** Directions for this task **
For the entries that follow, state how many lines include the word "name", giving the number and nothing else.

** Records for this task **
....................
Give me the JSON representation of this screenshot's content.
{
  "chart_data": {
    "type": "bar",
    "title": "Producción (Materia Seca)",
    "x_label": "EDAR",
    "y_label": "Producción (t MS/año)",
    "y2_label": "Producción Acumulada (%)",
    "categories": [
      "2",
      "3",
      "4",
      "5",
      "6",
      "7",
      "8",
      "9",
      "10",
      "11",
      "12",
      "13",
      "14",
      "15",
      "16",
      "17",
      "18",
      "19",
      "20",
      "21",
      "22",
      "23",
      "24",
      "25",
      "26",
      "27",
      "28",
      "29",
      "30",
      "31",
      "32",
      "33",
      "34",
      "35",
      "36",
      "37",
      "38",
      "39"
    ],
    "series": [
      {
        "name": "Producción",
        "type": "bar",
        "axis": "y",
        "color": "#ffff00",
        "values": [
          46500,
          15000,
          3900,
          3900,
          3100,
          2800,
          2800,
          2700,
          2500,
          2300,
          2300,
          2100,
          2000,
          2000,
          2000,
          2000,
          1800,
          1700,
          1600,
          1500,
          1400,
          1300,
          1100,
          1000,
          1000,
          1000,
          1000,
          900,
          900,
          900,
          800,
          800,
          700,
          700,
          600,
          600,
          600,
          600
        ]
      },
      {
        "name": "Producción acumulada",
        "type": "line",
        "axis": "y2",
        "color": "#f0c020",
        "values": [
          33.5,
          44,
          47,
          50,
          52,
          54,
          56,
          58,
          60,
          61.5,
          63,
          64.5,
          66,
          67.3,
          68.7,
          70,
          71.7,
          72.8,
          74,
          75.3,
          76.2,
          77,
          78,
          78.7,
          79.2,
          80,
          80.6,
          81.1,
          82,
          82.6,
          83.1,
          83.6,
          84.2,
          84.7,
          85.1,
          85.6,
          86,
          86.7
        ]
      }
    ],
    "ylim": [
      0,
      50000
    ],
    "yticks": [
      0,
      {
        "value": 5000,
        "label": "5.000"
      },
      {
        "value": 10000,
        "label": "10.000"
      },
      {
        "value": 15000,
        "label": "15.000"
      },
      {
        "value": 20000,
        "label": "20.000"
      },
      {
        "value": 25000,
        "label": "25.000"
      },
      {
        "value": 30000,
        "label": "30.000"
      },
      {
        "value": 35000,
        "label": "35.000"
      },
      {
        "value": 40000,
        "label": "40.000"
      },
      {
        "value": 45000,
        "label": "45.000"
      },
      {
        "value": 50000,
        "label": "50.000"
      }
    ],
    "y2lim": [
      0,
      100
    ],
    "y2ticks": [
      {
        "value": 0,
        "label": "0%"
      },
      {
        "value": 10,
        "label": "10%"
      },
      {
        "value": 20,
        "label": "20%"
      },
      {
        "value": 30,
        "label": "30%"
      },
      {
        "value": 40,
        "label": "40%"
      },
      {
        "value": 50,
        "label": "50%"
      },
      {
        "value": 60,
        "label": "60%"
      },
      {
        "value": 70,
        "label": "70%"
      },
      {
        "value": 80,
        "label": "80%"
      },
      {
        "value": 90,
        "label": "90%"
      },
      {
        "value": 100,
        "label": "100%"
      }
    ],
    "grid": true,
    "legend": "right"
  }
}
....................
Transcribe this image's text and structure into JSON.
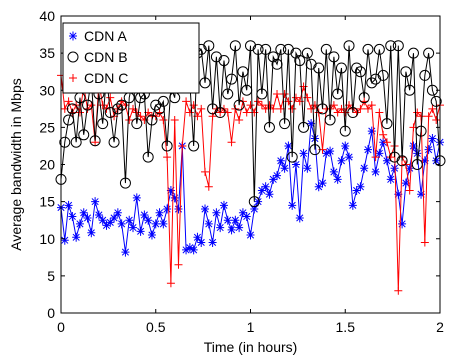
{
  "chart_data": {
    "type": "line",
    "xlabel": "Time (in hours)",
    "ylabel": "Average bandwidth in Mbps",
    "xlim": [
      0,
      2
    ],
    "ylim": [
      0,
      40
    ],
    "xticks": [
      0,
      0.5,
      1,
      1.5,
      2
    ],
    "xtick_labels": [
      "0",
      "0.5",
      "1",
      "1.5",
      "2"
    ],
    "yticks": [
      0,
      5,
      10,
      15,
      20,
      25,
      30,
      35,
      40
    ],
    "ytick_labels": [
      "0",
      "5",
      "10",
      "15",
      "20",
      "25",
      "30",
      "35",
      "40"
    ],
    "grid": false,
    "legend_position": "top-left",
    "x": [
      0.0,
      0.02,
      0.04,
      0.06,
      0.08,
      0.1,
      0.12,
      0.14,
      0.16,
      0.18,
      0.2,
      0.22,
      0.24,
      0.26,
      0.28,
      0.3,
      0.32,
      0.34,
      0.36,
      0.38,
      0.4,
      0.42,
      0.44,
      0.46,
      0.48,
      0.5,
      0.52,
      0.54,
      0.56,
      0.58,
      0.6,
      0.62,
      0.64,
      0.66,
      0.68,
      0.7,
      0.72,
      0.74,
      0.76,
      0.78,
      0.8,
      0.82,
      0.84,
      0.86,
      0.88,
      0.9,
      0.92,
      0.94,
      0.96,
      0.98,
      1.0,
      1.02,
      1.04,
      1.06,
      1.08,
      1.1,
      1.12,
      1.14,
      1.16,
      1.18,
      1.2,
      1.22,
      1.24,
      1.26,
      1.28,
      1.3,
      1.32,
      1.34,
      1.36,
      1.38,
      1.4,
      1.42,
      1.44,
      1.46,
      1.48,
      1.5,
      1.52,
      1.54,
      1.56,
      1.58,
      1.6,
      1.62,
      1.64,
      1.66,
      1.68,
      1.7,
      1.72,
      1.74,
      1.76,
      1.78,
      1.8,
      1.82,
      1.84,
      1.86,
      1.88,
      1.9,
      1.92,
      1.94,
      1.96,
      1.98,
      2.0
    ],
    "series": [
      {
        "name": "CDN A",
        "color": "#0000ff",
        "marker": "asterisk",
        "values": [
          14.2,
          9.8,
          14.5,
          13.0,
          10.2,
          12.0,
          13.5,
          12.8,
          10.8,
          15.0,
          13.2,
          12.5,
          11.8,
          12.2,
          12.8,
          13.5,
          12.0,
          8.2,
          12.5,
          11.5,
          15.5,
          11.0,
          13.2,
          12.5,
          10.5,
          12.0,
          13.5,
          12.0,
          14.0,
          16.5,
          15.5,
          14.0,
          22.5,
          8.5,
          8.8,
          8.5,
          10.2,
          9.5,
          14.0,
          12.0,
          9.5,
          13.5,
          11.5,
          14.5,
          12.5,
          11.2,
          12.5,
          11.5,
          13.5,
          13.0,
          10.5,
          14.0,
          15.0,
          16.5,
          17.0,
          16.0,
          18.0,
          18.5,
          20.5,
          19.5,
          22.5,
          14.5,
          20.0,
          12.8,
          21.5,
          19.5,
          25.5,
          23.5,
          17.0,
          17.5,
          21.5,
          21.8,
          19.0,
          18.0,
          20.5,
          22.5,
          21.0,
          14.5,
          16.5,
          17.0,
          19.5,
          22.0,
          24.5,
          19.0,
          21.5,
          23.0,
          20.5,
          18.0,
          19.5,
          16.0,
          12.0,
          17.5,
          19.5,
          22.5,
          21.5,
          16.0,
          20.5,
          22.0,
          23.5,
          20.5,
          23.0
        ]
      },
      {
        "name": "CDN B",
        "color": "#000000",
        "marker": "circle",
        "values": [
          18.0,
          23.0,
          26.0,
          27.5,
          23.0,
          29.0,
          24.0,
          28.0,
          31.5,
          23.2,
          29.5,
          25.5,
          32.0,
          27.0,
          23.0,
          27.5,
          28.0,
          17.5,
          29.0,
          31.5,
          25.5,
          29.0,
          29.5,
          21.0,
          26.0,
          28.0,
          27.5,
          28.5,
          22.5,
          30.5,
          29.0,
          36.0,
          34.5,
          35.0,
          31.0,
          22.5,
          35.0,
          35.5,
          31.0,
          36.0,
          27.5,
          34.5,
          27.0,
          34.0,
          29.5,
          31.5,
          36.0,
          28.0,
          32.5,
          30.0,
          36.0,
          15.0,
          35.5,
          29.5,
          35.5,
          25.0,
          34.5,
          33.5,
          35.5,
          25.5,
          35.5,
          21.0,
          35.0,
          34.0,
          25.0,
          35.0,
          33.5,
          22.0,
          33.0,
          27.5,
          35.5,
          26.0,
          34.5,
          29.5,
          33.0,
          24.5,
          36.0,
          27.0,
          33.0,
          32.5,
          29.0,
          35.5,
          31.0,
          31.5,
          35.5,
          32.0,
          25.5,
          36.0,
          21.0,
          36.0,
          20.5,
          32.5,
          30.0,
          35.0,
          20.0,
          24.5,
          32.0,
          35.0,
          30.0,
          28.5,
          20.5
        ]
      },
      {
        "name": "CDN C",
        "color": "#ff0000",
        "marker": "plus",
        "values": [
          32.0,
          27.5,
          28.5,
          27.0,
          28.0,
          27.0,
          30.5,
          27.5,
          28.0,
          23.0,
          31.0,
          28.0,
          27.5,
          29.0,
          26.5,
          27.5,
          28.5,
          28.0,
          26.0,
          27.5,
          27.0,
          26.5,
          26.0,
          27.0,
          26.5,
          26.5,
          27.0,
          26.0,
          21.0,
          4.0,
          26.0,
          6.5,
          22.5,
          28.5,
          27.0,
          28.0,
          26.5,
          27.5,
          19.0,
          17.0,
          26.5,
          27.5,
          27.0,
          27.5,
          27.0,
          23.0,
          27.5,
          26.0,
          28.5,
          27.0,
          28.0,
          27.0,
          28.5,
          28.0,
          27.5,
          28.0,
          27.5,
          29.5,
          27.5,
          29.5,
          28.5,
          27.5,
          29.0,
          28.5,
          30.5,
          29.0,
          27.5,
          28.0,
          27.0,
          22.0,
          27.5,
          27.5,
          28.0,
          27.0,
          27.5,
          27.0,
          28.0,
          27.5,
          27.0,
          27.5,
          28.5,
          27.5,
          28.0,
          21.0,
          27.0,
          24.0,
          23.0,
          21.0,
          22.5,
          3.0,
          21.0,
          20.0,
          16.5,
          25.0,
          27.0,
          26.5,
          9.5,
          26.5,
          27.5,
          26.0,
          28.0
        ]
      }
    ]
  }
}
....................
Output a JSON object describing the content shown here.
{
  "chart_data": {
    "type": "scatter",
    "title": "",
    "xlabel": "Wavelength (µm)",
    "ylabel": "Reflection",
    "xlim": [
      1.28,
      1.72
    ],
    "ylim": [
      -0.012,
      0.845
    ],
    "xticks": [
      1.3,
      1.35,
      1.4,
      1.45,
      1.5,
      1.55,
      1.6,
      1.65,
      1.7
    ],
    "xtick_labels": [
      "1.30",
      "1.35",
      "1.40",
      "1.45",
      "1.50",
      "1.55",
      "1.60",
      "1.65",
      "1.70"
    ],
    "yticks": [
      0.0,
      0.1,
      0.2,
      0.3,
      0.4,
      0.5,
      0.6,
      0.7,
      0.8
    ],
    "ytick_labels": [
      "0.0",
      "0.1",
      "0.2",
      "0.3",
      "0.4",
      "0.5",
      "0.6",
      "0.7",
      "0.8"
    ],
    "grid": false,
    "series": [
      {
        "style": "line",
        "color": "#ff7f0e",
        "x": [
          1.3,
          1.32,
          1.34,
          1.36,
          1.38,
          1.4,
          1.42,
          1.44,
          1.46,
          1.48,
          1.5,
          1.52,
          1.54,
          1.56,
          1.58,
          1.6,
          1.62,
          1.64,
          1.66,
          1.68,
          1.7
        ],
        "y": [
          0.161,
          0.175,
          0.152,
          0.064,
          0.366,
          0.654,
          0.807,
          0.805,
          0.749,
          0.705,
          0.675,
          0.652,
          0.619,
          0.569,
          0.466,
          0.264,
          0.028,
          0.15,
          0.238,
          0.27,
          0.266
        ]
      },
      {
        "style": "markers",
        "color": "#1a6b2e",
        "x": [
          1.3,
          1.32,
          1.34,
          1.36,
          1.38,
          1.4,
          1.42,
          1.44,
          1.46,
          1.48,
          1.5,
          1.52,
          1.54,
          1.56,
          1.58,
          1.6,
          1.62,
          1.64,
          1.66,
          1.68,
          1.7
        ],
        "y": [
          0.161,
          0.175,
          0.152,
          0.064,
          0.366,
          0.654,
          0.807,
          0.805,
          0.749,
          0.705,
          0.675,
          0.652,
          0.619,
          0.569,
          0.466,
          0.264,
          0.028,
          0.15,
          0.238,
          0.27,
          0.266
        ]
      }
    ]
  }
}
....................
** Task output **
5